* **PROBLEM TO WORK ON**
Below are some entries. Copy each line that holds the string "ylabel".

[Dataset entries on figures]
((
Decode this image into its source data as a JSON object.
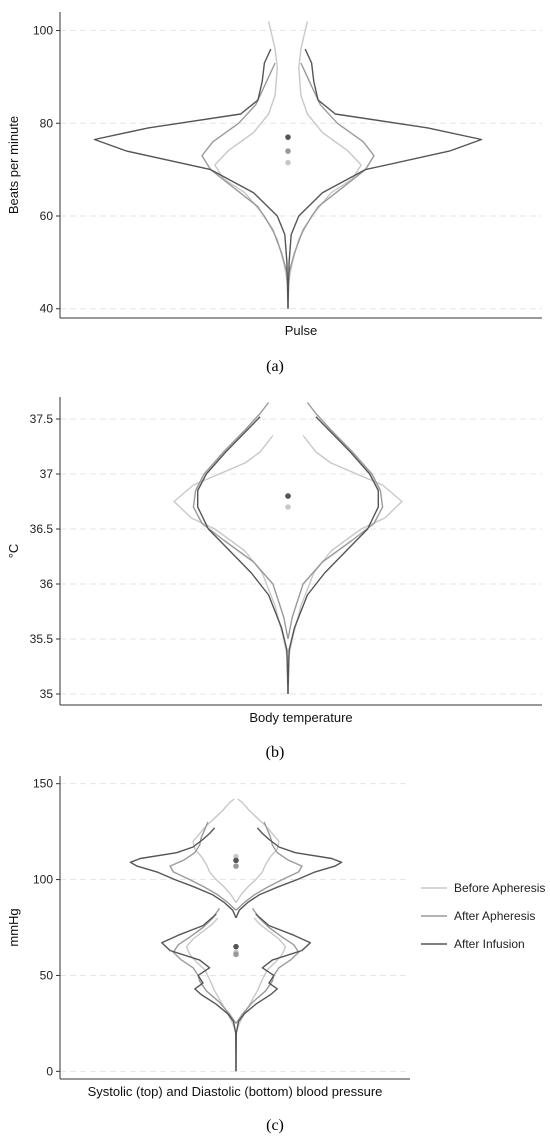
{
  "captions": [
    "(a)",
    "(b)",
    "(c)"
  ],
  "colors": {
    "before": "#c8c8c8",
    "after_apheresis": "#9a9a9a",
    "after_infusion": "#555555",
    "grid": "#e6e6e6",
    "axis": "#333333"
  },
  "legend": {
    "placement": "right",
    "entries": [
      "Before Apheresis",
      "After Apheresis",
      "After Infusion"
    ]
  },
  "chart_data": [
    {
      "type": "violin",
      "ylabel": "Beats per minute",
      "xlabel": "Pulse",
      "ylim": [
        38,
        104
      ],
      "yticks": [
        40,
        60,
        80,
        100
      ],
      "ytick_labels": [
        "40",
        "60",
        "80",
        "100"
      ],
      "grid": true,
      "series": [
        {
          "name": "Before Apheresis",
          "median": 71.5,
          "range": [
            45,
            102
          ],
          "density": [
            [
              45,
              0
            ],
            [
              50,
              0.02
            ],
            [
              55,
              0.05
            ],
            [
              60,
              0.11
            ],
            [
              65,
              0.2
            ],
            [
              68,
              0.3
            ],
            [
              71,
              0.34
            ],
            [
              74,
              0.28
            ],
            [
              78,
              0.16
            ],
            [
              82,
              0.09
            ],
            [
              86,
              0.06
            ],
            [
              92,
              0.05
            ],
            [
              96,
              0.06
            ],
            [
              100,
              0.08
            ],
            [
              102,
              0.09
            ]
          ]
        },
        {
          "name": "After Apheresis",
          "median": 74,
          "range": [
            47,
            93
          ],
          "density": [
            [
              47,
              0
            ],
            [
              52,
              0.03
            ],
            [
              57,
              0.07
            ],
            [
              62,
              0.14
            ],
            [
              66,
              0.25
            ],
            [
              70,
              0.36
            ],
            [
              73,
              0.4
            ],
            [
              76,
              0.35
            ],
            [
              80,
              0.23
            ],
            [
              84,
              0.15
            ],
            [
              88,
              0.11
            ],
            [
              91,
              0.08
            ],
            [
              93,
              0.06
            ]
          ]
        },
        {
          "name": "After Infusion",
          "median": 77,
          "range": [
            40,
            96
          ],
          "density": [
            [
              40,
              0
            ],
            [
              50,
              0.005
            ],
            [
              56,
              0.015
            ],
            [
              60,
              0.05
            ],
            [
              65,
              0.16
            ],
            [
              70,
              0.36
            ],
            [
              74,
              0.75
            ],
            [
              76.5,
              0.9
            ],
            [
              79,
              0.65
            ],
            [
              82,
              0.22
            ],
            [
              85,
              0.14
            ],
            [
              89,
              0.12
            ],
            [
              93,
              0.11
            ],
            [
              96,
              0.08
            ]
          ]
        }
      ]
    },
    {
      "type": "violin",
      "ylabel": "°C",
      "xlabel": "Body temperature",
      "ylim": [
        34.9,
        37.7
      ],
      "yticks": [
        35,
        35.5,
        36,
        36.5,
        37,
        37.5
      ],
      "ytick_labels": [
        "35",
        "35.5",
        "36",
        "36.5",
        "37",
        "37.5"
      ],
      "grid": true,
      "series": [
        {
          "name": "Before Apheresis",
          "median": 36.7,
          "range": [
            35.3,
            37.35
          ],
          "density": [
            [
              35.3,
              0
            ],
            [
              35.5,
              0.02
            ],
            [
              35.8,
              0.06
            ],
            [
              36.1,
              0.12
            ],
            [
              36.3,
              0.2
            ],
            [
              36.5,
              0.34
            ],
            [
              36.6,
              0.45
            ],
            [
              36.75,
              0.53
            ],
            [
              36.9,
              0.44
            ],
            [
              37,
              0.32
            ],
            [
              37.1,
              0.2
            ],
            [
              37.2,
              0.13
            ],
            [
              37.35,
              0.07
            ]
          ]
        },
        {
          "name": "After Apheresis",
          "median": 36.8,
          "range": [
            35.5,
            37.65
          ],
          "density": [
            [
              35.5,
              0
            ],
            [
              35.7,
              0.02
            ],
            [
              36,
              0.07
            ],
            [
              36.2,
              0.16
            ],
            [
              36.4,
              0.3
            ],
            [
              36.55,
              0.4
            ],
            [
              36.7,
              0.44
            ],
            [
              36.85,
              0.43
            ],
            [
              37,
              0.39
            ],
            [
              37.2,
              0.3
            ],
            [
              37.4,
              0.2
            ],
            [
              37.55,
              0.13
            ],
            [
              37.65,
              0.09
            ]
          ]
        },
        {
          "name": "After Infusion",
          "median": 36.8,
          "range": [
            35.0,
            37.52
          ],
          "density": [
            [
              35,
              0
            ],
            [
              35.4,
              0.005
            ],
            [
              35.6,
              0.03
            ],
            [
              35.9,
              0.09
            ],
            [
              36.1,
              0.17
            ],
            [
              36.3,
              0.27
            ],
            [
              36.5,
              0.37
            ],
            [
              36.7,
              0.42
            ],
            [
              36.85,
              0.42
            ],
            [
              37,
              0.38
            ],
            [
              37.2,
              0.29
            ],
            [
              37.4,
              0.19
            ],
            [
              37.52,
              0.13
            ]
          ]
        }
      ]
    },
    {
      "type": "violin",
      "ylabel": "mmHg",
      "xlabel": "Systolic (top) and Diastolic (bottom) blood pressure",
      "ylim": [
        -4,
        154
      ],
      "yticks": [
        0,
        50,
        100,
        150
      ],
      "ytick_labels": [
        "0",
        "50",
        "100",
        "150"
      ],
      "grid": true,
      "series": [
        {
          "name": "Before Apheresis",
          "part": "systolic",
          "median": 112,
          "range": [
            88,
            142
          ],
          "density": [
            [
              88,
              0
            ],
            [
              92,
              0.03
            ],
            [
              96,
              0.07
            ],
            [
              100,
              0.12
            ],
            [
              104,
              0.16
            ],
            [
              108,
              0.18
            ],
            [
              112,
              0.21
            ],
            [
              116,
              0.25
            ],
            [
              120,
              0.26
            ],
            [
              124,
              0.22
            ],
            [
              128,
              0.18
            ],
            [
              132,
              0.13
            ],
            [
              136,
              0.08
            ],
            [
              140,
              0.04
            ],
            [
              142,
              0.01
            ]
          ]
        },
        {
          "name": "After Apheresis",
          "part": "systolic",
          "median": 107,
          "range": [
            84,
            130
          ],
          "density": [
            [
              84,
              0
            ],
            [
              88,
              0.05
            ],
            [
              92,
              0.11
            ],
            [
              96,
              0.19
            ],
            [
              100,
              0.28
            ],
            [
              104,
              0.38
            ],
            [
              107,
              0.4
            ],
            [
              110,
              0.32
            ],
            [
              114,
              0.25
            ],
            [
              118,
              0.22
            ],
            [
              122,
              0.21
            ],
            [
              126,
              0.19
            ],
            [
              130,
              0.17
            ]
          ]
        },
        {
          "name": "After Infusion",
          "part": "systolic",
          "median": 110,
          "range": [
            80,
            127
          ],
          "density": [
            [
              80,
              0
            ],
            [
              84,
              0.02
            ],
            [
              88,
              0.07
            ],
            [
              92,
              0.14
            ],
            [
              96,
              0.25
            ],
            [
              100,
              0.37
            ],
            [
              104,
              0.48
            ],
            [
              107,
              0.6
            ],
            [
              109,
              0.64
            ],
            [
              111,
              0.58
            ],
            [
              114,
              0.36
            ],
            [
              117,
              0.26
            ],
            [
              121,
              0.2
            ],
            [
              124,
              0.16
            ],
            [
              127,
              0.13
            ]
          ]
        },
        {
          "name": "Before Apheresis",
          "part": "diastolic",
          "median": 62,
          "range": [
            20,
            80
          ],
          "density": [
            [
              20,
              0
            ],
            [
              25,
              0.02
            ],
            [
              30,
              0.05
            ],
            [
              36,
              0.09
            ],
            [
              42,
              0.13
            ],
            [
              48,
              0.16
            ],
            [
              53,
              0.19
            ],
            [
              57,
              0.24
            ],
            [
              61,
              0.28
            ],
            [
              65,
              0.3
            ],
            [
              69,
              0.26
            ],
            [
              73,
              0.2
            ],
            [
              77,
              0.14
            ],
            [
              80,
              0.11
            ]
          ]
        },
        {
          "name": "After Apheresis",
          "part": "diastolic",
          "median": 61,
          "range": [
            25,
            85
          ],
          "density": [
            [
              25,
              0
            ],
            [
              30,
              0.04
            ],
            [
              36,
              0.1
            ],
            [
              42,
              0.18
            ],
            [
              47,
              0.22
            ],
            [
              50,
              0.23
            ],
            [
              54,
              0.26
            ],
            [
              58,
              0.33
            ],
            [
              62,
              0.38
            ],
            [
              66,
              0.35
            ],
            [
              70,
              0.28
            ],
            [
              75,
              0.2
            ],
            [
              80,
              0.14
            ],
            [
              85,
              0.1
            ]
          ]
        },
        {
          "name": "After Infusion",
          "part": "diastolic",
          "median": 65,
          "range": [
            0,
            82
          ],
          "density": [
            [
              0,
              0
            ],
            [
              20,
              0.002
            ],
            [
              26,
              0.015
            ],
            [
              30,
              0.05
            ],
            [
              35,
              0.12
            ],
            [
              40,
              0.21
            ],
            [
              43,
              0.25
            ],
            [
              46,
              0.2
            ],
            [
              50,
              0.23
            ],
            [
              54,
              0.16
            ],
            [
              58,
              0.22
            ],
            [
              63,
              0.4
            ],
            [
              67,
              0.45
            ],
            [
              71,
              0.35
            ],
            [
              76,
              0.2
            ],
            [
              82,
              0.12
            ]
          ]
        }
      ]
    }
  ]
}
))
* **TASK RESULT**
      "ylabel": "Beats per minute",
      "ylabel": "°C",
      "ylabel": "mmHg",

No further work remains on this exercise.